— START —

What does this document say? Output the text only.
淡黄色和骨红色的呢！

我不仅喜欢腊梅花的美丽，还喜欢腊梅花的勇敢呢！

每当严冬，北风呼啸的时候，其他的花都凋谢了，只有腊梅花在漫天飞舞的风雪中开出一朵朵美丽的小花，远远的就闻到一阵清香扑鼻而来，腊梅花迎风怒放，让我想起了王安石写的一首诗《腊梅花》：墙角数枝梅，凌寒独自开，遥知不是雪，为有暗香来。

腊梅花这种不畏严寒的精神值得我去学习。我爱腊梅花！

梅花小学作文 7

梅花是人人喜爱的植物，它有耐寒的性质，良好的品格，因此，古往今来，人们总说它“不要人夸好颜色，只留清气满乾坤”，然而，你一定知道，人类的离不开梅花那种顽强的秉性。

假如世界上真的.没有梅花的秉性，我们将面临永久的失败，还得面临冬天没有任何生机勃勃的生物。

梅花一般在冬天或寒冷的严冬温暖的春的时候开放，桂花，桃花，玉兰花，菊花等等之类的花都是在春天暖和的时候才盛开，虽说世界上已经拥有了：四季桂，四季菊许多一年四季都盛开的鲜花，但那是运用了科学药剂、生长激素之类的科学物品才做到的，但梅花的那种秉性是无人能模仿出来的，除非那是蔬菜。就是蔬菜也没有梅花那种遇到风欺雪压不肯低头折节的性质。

— END —

**Exercise:**
Quote the listing in full, please, keeping every line exact.

**Answer to this problem:**
What does this document say? Output the text only.
淡黄色和骨红色的呢！

我不仅喜欢腊梅花的美丽，还喜欢腊梅花的勇敢呢！

每当严冬，北风呼啸的时候，其他的花都凋谢了，只有腊梅花在漫天飞舞的风雪中开出一朵朵美丽的小花，远远的就闻到一阵清香扑鼻而来，腊梅花迎风怒放，让我想起了王安石写的一首诗《腊梅花》：墙角数枝梅，凌寒独自开，遥知不是雪，为有暗香来。

腊梅花这种不畏严寒的精神值得我去学习。我爱腊梅花！

梅花小学作文 7

梅花是人人喜爱的植物，它有耐寒的性质，良好的品格，因此，古往今来，人们总说它“不要人夸好颜色，只留清气满乾坤”，然而，你一定知道，人类的离不开梅花那种顽强的秉性。

假如世界上真的.没有梅花的秉性，我们将面临永久的失败，还得面临冬天没有任何生机勃勃的生物。

梅花一般在冬天或寒冷的严冬温暖的春的时候开放，桂花，桃花，玉兰花，菊花等等之类的花都是在春天暖和的时候才盛开，虽说世界上已经拥有了：四季桂，四季菊许多一年四季都盛开的鲜花，但那是运用了科学药剂、生长激素之类的科学物品才做到的，但梅花的那种秉性是无人能模仿出来的，除非那是蔬菜。就是蔬菜也没有梅花那种遇到风欺雪压不肯低头折节的性质。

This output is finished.